WORK INSTRUCTIONS: Gather all lines containing the string "назначения" and copy them out.

-- BEGIN DATASET RECORDS --

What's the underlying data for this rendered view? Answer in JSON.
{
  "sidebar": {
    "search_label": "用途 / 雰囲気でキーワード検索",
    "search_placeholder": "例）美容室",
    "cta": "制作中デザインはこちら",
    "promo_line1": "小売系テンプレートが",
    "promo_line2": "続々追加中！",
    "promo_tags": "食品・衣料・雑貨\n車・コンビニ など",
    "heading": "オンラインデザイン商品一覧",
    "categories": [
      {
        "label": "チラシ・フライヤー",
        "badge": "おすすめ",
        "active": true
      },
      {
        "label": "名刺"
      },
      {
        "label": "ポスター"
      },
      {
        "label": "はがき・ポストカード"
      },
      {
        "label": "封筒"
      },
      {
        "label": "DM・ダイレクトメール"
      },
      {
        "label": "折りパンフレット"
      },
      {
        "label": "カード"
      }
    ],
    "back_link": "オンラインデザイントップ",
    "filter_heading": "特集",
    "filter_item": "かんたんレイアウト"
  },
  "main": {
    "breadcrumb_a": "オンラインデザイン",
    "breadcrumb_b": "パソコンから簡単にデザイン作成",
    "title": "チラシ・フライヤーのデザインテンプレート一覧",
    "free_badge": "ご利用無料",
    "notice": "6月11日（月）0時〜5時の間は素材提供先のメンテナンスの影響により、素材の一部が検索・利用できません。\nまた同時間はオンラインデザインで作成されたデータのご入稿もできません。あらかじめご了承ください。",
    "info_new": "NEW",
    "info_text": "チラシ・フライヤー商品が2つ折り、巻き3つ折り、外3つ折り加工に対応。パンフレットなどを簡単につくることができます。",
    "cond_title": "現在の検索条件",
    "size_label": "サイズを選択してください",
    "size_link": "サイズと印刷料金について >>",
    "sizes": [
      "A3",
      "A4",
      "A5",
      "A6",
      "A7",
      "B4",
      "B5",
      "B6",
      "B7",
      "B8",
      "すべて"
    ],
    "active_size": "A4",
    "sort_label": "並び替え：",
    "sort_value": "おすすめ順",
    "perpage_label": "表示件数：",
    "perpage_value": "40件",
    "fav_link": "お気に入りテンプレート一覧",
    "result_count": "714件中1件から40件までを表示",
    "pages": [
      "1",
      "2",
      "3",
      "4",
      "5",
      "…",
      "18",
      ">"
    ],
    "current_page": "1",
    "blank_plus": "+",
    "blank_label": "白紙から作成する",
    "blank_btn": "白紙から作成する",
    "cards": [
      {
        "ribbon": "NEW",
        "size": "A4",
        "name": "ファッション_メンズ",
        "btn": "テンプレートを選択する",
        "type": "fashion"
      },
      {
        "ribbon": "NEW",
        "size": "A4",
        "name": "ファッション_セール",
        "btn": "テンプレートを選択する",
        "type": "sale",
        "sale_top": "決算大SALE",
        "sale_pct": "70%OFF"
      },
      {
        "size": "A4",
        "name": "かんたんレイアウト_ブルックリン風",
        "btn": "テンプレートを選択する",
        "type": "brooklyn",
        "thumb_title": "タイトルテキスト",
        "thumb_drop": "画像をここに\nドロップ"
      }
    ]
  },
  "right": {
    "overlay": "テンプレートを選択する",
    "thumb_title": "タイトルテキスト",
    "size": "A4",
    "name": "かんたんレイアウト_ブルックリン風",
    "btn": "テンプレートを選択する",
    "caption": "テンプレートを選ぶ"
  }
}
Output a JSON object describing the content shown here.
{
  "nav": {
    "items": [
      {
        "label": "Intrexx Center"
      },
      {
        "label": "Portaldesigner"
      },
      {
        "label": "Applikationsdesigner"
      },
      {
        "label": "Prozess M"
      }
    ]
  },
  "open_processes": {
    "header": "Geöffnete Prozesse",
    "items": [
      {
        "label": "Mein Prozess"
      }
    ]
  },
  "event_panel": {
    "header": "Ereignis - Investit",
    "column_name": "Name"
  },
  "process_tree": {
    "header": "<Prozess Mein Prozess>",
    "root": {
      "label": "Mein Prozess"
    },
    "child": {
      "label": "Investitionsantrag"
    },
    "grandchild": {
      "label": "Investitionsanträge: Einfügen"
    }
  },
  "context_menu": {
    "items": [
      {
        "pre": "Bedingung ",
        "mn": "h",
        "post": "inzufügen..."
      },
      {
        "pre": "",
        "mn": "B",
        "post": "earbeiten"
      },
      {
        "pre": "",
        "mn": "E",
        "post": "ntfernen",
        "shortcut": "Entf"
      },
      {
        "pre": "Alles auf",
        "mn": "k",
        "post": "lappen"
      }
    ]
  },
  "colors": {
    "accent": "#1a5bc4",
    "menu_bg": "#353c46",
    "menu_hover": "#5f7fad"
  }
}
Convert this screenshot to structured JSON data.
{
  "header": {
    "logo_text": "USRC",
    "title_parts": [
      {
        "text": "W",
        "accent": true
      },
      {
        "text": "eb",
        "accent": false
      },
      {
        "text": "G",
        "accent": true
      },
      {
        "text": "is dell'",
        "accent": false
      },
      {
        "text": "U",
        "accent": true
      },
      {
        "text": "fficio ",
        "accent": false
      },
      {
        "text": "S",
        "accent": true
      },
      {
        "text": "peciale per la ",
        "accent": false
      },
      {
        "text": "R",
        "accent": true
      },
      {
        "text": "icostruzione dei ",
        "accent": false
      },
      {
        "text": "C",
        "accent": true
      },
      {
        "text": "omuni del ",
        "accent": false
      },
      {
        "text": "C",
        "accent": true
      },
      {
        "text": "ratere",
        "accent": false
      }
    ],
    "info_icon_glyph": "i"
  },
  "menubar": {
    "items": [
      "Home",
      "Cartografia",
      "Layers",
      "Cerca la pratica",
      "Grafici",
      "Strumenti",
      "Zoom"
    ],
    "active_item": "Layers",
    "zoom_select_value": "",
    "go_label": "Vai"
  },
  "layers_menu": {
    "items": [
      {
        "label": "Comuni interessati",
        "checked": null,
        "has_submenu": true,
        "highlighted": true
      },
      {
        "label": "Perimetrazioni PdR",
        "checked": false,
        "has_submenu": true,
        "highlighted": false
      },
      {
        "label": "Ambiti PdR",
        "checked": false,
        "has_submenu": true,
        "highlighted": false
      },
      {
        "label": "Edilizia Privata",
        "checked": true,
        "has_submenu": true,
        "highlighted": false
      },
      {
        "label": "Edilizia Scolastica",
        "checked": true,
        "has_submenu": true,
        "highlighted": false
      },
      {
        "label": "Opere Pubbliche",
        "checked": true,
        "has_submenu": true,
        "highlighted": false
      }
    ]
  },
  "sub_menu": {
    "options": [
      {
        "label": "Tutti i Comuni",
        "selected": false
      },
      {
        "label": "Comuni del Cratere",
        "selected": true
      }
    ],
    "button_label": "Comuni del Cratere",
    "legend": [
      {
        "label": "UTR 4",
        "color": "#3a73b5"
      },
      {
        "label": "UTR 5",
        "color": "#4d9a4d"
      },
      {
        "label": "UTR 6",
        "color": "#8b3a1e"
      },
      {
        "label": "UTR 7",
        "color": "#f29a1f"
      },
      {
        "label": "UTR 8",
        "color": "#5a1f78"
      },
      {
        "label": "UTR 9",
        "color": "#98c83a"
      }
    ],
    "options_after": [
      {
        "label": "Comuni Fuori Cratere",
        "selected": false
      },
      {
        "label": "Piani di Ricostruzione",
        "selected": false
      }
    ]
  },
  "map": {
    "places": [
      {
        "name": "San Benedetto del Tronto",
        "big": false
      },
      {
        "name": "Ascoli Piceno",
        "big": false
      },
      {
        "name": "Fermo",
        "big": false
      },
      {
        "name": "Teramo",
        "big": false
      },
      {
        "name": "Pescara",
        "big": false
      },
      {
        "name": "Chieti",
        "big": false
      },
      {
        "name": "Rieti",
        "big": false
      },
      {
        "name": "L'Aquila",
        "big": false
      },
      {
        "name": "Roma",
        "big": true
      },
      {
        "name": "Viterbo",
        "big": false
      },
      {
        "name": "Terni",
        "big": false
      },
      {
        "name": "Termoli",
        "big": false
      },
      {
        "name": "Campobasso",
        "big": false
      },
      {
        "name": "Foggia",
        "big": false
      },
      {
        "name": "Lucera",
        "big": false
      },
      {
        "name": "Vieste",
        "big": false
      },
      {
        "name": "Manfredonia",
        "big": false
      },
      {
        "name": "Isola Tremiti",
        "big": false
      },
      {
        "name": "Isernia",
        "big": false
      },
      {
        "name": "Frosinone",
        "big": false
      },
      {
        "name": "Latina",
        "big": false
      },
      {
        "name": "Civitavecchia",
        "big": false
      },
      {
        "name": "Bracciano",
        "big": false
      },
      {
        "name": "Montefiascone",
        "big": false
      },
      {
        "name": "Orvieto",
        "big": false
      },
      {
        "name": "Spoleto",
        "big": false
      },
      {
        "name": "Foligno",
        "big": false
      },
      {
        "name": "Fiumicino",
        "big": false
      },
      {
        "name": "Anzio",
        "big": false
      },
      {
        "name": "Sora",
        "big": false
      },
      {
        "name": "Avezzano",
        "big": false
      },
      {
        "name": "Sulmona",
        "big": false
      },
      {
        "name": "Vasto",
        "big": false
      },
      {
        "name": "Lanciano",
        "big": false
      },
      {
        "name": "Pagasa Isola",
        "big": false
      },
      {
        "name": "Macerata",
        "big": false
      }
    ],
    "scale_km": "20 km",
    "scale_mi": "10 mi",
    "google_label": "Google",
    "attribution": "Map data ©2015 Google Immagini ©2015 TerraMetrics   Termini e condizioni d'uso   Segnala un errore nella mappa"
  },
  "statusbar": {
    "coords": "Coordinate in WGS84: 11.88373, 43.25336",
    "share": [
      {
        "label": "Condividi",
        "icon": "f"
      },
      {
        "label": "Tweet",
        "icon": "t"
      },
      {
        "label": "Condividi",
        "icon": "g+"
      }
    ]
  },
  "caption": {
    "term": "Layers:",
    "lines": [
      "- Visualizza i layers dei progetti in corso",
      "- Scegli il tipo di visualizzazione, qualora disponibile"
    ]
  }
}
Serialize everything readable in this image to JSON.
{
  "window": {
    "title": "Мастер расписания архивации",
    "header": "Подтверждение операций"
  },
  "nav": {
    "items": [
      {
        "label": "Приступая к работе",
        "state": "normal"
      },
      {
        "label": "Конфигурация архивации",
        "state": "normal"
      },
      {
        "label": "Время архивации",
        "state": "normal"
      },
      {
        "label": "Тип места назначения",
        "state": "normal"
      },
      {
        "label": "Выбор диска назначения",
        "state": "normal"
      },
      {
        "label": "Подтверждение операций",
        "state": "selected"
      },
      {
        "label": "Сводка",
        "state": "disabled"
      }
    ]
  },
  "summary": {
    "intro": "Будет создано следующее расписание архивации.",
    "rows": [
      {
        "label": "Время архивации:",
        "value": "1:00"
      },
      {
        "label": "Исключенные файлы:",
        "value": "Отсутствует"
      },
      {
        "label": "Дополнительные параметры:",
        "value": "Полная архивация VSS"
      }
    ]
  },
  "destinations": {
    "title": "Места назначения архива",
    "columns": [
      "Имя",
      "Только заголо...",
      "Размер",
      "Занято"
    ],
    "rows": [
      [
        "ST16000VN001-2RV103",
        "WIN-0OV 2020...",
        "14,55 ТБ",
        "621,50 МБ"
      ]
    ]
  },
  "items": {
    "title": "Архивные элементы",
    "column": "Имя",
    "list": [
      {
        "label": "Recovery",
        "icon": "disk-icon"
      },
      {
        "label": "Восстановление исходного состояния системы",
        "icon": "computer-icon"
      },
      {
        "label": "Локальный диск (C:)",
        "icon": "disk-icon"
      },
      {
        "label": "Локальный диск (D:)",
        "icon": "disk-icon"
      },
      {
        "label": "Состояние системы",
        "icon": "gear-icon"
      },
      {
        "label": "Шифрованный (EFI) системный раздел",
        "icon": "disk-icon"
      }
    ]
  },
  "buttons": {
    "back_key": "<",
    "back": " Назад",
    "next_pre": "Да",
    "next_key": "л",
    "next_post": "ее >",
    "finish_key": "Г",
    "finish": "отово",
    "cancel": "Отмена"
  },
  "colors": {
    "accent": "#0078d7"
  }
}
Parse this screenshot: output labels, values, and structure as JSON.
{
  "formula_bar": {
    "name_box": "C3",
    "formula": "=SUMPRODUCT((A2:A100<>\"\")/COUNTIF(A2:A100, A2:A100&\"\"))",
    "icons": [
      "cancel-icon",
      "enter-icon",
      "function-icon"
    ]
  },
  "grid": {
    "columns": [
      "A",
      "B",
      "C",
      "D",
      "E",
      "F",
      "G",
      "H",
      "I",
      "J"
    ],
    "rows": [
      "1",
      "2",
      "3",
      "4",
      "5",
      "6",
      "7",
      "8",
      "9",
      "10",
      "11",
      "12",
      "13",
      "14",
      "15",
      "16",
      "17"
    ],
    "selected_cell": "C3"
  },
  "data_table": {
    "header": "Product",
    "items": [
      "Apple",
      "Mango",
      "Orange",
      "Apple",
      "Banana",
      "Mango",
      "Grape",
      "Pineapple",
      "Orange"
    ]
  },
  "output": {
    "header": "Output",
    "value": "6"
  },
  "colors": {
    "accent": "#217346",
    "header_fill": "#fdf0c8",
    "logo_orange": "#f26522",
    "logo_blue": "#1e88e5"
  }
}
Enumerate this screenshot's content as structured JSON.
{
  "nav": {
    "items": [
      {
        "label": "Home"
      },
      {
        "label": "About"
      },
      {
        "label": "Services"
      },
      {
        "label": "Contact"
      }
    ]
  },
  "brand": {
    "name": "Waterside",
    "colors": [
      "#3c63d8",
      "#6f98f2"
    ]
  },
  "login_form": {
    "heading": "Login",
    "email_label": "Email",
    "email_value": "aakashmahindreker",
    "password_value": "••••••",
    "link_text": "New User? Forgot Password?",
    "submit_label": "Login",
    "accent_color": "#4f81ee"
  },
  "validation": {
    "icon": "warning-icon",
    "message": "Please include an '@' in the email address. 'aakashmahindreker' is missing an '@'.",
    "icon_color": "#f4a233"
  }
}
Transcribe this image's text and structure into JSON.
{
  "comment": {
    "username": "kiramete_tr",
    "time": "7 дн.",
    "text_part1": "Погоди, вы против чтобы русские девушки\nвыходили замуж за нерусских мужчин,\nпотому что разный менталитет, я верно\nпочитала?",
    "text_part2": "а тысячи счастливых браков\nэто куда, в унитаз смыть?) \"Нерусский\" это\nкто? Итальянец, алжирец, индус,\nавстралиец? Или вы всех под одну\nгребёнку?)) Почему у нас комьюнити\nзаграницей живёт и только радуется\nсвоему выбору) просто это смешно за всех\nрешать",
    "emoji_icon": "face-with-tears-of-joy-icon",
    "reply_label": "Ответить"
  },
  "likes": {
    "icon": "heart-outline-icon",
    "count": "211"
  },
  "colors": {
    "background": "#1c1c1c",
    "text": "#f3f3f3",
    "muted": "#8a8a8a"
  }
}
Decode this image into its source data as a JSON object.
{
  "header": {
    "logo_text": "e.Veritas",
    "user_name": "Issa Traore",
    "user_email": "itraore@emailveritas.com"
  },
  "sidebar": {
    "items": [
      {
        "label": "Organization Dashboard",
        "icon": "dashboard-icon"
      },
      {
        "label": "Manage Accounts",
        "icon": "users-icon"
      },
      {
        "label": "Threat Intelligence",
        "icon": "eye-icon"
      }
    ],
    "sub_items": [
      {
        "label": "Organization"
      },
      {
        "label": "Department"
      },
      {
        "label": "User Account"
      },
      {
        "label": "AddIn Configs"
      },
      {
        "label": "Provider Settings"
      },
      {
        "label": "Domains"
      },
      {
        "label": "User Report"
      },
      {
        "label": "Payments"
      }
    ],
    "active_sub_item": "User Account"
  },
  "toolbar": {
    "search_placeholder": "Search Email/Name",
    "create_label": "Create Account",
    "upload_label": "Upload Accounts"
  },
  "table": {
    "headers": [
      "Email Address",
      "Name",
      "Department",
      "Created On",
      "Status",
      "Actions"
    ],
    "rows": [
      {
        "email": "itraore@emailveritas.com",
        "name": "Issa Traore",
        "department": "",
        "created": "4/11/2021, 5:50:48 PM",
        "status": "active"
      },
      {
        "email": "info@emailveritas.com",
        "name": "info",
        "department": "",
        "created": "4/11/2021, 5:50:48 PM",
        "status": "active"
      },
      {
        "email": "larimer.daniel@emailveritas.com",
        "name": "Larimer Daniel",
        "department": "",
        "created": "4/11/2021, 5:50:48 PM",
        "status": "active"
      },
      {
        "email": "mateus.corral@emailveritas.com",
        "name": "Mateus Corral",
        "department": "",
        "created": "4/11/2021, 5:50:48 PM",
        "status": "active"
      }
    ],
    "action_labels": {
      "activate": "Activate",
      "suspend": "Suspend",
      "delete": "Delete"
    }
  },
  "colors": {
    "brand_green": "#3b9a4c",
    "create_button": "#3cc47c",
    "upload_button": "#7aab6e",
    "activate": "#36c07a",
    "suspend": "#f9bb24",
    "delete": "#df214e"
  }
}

-- END DATASET RECORDS --

COMPLETED TASK:
        "label": "Тип места назначения",
        "label": "Выбор диска назначения",
    "title": "Места назначения архива",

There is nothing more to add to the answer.